Return, exactly, the line that contains "What text is on this page?" together with all lines after it to the end of the entries, and no further lines.
_ _ _ _ _ _ _
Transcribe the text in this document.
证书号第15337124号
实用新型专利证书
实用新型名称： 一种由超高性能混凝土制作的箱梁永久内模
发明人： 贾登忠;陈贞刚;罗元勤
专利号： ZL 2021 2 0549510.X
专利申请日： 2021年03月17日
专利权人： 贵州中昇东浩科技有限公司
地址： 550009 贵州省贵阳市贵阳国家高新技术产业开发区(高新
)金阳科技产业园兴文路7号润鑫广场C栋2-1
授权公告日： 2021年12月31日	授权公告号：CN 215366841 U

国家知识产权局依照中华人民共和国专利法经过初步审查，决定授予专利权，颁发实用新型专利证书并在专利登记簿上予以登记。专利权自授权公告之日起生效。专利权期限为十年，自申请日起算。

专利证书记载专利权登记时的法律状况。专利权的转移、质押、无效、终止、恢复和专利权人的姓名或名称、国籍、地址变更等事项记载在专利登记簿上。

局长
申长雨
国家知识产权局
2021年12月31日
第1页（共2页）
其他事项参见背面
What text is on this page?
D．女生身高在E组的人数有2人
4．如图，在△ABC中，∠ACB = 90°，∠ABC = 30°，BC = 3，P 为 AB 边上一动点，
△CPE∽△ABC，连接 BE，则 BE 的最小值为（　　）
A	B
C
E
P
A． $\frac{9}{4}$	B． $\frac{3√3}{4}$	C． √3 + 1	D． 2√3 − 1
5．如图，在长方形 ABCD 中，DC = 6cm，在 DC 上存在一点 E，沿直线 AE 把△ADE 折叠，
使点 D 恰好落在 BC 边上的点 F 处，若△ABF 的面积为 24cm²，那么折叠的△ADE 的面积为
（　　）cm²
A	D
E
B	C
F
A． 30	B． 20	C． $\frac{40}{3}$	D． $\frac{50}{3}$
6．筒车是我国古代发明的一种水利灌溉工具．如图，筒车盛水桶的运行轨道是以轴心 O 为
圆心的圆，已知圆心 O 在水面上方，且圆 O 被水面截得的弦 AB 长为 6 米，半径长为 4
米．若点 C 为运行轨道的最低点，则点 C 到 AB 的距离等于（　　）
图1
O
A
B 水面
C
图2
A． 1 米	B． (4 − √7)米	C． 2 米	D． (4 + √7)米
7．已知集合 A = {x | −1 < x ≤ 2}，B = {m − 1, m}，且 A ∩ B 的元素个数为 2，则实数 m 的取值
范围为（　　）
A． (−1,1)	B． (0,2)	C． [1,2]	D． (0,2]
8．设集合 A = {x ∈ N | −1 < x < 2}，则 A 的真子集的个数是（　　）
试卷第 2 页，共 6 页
_ _ _ _ _ _ _
ANSWER TO THE EXERCISE:
What text is on this page?
D．女生身高在E组的人数有2人
4．如图，在△ABC中，∠ACB = 90°，∠ABC = 30°，BC = 3，P 为 AB 边上一动点，
△CPE∽△ABC，连接 BE，则 BE 的最小值为（　　）
A	B
C
E
P
A． $\frac{9}{4}$	B． $\frac{3√3}{4}$	C． √3 + 1	D． 2√3 − 1
5．如图，在长方形 ABCD 中，DC = 6cm，在 DC 上存在一点 E，沿直线 AE 把△ADE 折叠，
使点 D 恰好落在 BC 边上的点 F 处，若△ABF 的面积为 24cm²，那么折叠的△ADE 的面积为
（　　）cm²
A	D
E
B	C
F
A． 30	B． 20	C． $\frac{40}{3}$	D． $\frac{50}{3}$
6．筒车是我国古代发明的一种水利灌溉工具．如图，筒车盛水桶的运行轨道是以轴心 O 为
圆心的圆，已知圆心 O 在水面上方，且圆 O 被水面截得的弦 AB 长为 6 米，半径长为 4
米．若点 C 为运行轨道的最低点，则点 C 到 AB 的距离等于（　　）
图1
O
A
B 水面
C
图2
A． 1 米	B． (4 − √7)米	C． 2 米	D． (4 + √7)米
7．已知集合 A = {x | −1 < x ≤ 2}，B = {m − 1, m}，且 A ∩ B 的元素个数为 2，则实数 m 的取值
范围为（　　）
A． (−1,1)	B． (0,2)	C． [1,2]	D． (0,2]
8．设集合 A = {x ∈ N | −1 < x < 2}，则 A 的真子集的个数是（　　）
试卷第 2 页，共 6 页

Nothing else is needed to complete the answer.